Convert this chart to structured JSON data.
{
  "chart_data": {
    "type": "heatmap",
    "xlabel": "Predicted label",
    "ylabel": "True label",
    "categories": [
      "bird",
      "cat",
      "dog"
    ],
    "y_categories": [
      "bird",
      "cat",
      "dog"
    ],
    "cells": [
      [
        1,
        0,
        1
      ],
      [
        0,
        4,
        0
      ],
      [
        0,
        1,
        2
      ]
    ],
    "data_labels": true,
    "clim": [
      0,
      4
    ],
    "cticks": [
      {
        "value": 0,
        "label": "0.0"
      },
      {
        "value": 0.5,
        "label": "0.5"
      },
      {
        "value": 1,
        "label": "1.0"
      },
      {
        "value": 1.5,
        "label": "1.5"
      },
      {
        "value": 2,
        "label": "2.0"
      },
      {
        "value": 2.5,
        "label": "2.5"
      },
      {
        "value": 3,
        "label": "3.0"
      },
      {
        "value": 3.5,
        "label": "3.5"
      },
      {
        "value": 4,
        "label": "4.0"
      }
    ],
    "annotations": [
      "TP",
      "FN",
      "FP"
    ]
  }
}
##########
WRITTEN PROBLEM:
Exactly how many lines of the material contain the word "value"? Write the number alone.

WRITTEN ANSWER:
9